• **Raw data**
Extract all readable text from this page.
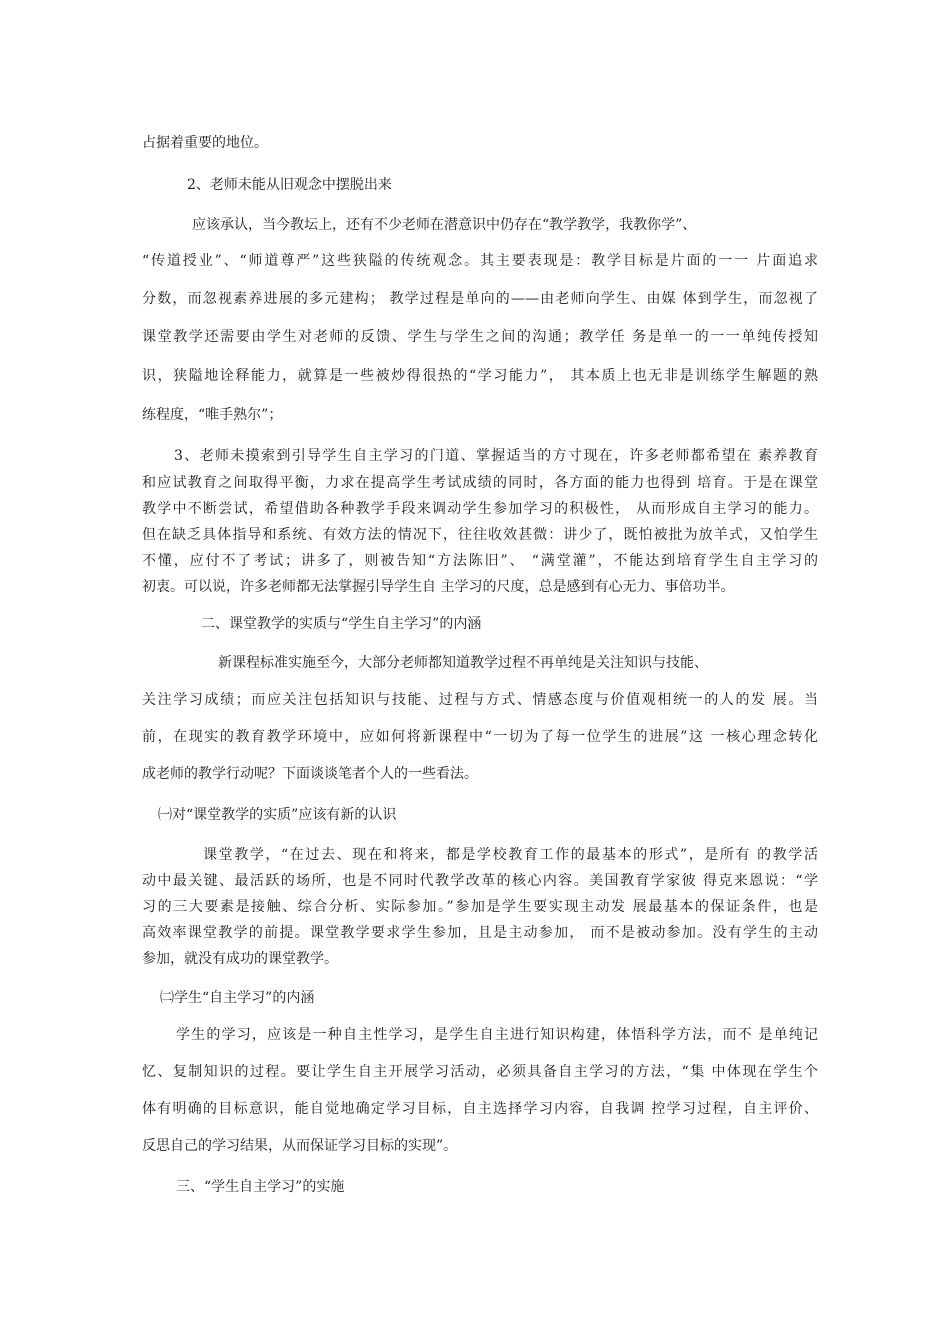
占据着重要的地位。
2、老师未能从旧观念中摆脱出来
应该承认，当今教坛上，还有不少老师在潜意识中仍存在“教学教学，我教你学”、
“传道授业”、“师道尊严”这些狭隘的传统观念。其主要表现是：教学目标是片面的一一 片面追求
分数，而忽视素养进展的多元建构； 教学过程是单向的——由老师向学生、由媒 体到学生，而忽视了
课堂教学还需要由学生对老师的反馈、学生与学生之间的沟通；教学任 务是单一的一一单纯传授知
识，狭隘地诠释能力，就算是一些被炒得很热的“学习能力”， 其本质上也无非是训练学生解题的熟
练程度，“唯手熟尔”；
3、老师未摸索到引导学生自主学习的门道、掌握适当的方寸现在，许多老师都希望在 素养教育
和应试教育之间取得平衡，力求在提高学生考试成绩的同时，各方面的能力也得到 培育。于是在课堂
教学中不断尝试，希望借助各种教学手段来调动学生参加学习的积极性， 从而形成自主学习的能力。
但在缺乏具体指导和系统、有效方法的情况下，往往收效甚微：讲少了，既怕被批为放羊式，又怕学生
不懂，应付不了考试；讲多了，则被告知“方法陈旧”、 “满堂灌”，不能达到培育学生自主学习的
初衷。可以说，许多老师都无法掌握引导学生自 主学习的尺度，总是感到有心无力、事倍功半。
二、课堂教学的实质与“学生自主学习”的内涵
新课程标准实施至今，大部分老师都知道教学过程不再单纯是关注知识与技能、
关注学习成绩；而应关注包括知识与技能、过程与方式、情感态度与价值观相统一的人的发 展。当
前，在现实的教育教学环境中，应如何将新课程中“一切为了每一位学生的进展”这 一核心理念转化
成老师的教学行动呢？下面谈谈笔者个人的一些看法。
㈠对“课堂教学的实质”应该有新的认识
课堂教学，“在过去、现在和将来，都是学校教育工作的最基本的形式”，是所有 的教学活
动中最关键、最活跃的场所，也是不同时代教学改革的核心内容。美国教育学家彼 得克来恩说：“学
习的三大要素是接触、综合分析、实际参加。”参加是学生要实现主动发 展最基本的保证条件，也是
高效率课堂教学的前提。课堂教学要求学生参加，且是主动参加， 而不是被动参加。没有学生的主动
参加，就没有成功的课堂教学。
㈡学生“自主学习”的内涵
学生的学习，应该是一种自主性学习，是学生自主进行知识构建，体悟科学方法，而不 是单纯记
忆、复制知识的过程。要让学生自主开展学习活动，必须具备自主学习的方法，“集 中体现在学生个
体有明确的目标意识，能自觉地确定学习目标，自主选择学习内容，自我调 控学习过程，自主评价、
反思自己的学习结果，从而保证学习目标的实现”。
三、“学生自主学习”的实施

• **What to produce**
Reproduce every record above exactly, but leave out the pictures.

• **Worked answer**
Extract all readable text from this page.
占据着重要的地位。
2、老师未能从旧观念中摆脱出来
应该承认，当今教坛上，还有不少老师在潜意识中仍存在“教学教学，我教你学”、
“传道授业”、“师道尊严”这些狭隘的传统观念。其主要表现是：教学目标是片面的一一 片面追求
分数，而忽视素养进展的多元建构； 教学过程是单向的——由老师向学生、由媒 体到学生，而忽视了
课堂教学还需要由学生对老师的反馈、学生与学生之间的沟通；教学任 务是单一的一一单纯传授知
识，狭隘地诠释能力，就算是一些被炒得很热的“学习能力”， 其本质上也无非是训练学生解题的熟
练程度，“唯手熟尔”；
3、老师未摸索到引导学生自主学习的门道、掌握适当的方寸现在，许多老师都希望在 素养教育
和应试教育之间取得平衡，力求在提高学生考试成绩的同时，各方面的能力也得到 培育。于是在课堂
教学中不断尝试，希望借助各种教学手段来调动学生参加学习的积极性， 从而形成自主学习的能力。
但在缺乏具体指导和系统、有效方法的情况下，往往收效甚微：讲少了，既怕被批为放羊式，又怕学生
不懂，应付不了考试；讲多了，则被告知“方法陈旧”、 “满堂灌”，不能达到培育学生自主学习的
初衷。可以说，许多老师都无法掌握引导学生自 主学习的尺度，总是感到有心无力、事倍功半。
二、课堂教学的实质与“学生自主学习”的内涵
新课程标准实施至今，大部分老师都知道教学过程不再单纯是关注知识与技能、
关注学习成绩；而应关注包括知识与技能、过程与方式、情感态度与价值观相统一的人的发 展。当
前，在现实的教育教学环境中，应如何将新课程中“一切为了每一位学生的进展”这 一核心理念转化
成老师的教学行动呢？下面谈谈笔者个人的一些看法。
㈠对“课堂教学的实质”应该有新的认识
课堂教学，“在过去、现在和将来，都是学校教育工作的最基本的形式”，是所有 的教学活
动中最关键、最活跃的场所，也是不同时代教学改革的核心内容。美国教育学家彼 得克来恩说：“学
习的三大要素是接触、综合分析、实际参加。”参加是学生要实现主动发 展最基本的保证条件，也是
高效率课堂教学的前提。课堂教学要求学生参加，且是主动参加， 而不是被动参加。没有学生的主动
参加，就没有成功的课堂教学。
㈡学生“自主学习”的内涵
学生的学习，应该是一种自主性学习，是学生自主进行知识构建，体悟科学方法，而不 是单纯记
忆、复制知识的过程。要让学生自主开展学习活动，必须具备自主学习的方法，“集 中体现在学生个
体有明确的目标意识，能自觉地确定学习目标，自主选择学习内容，自我调 控学习过程，自主评价、
反思自己的学习结果，从而保证学习目标的实现”。
三、“学生自主学习”的实施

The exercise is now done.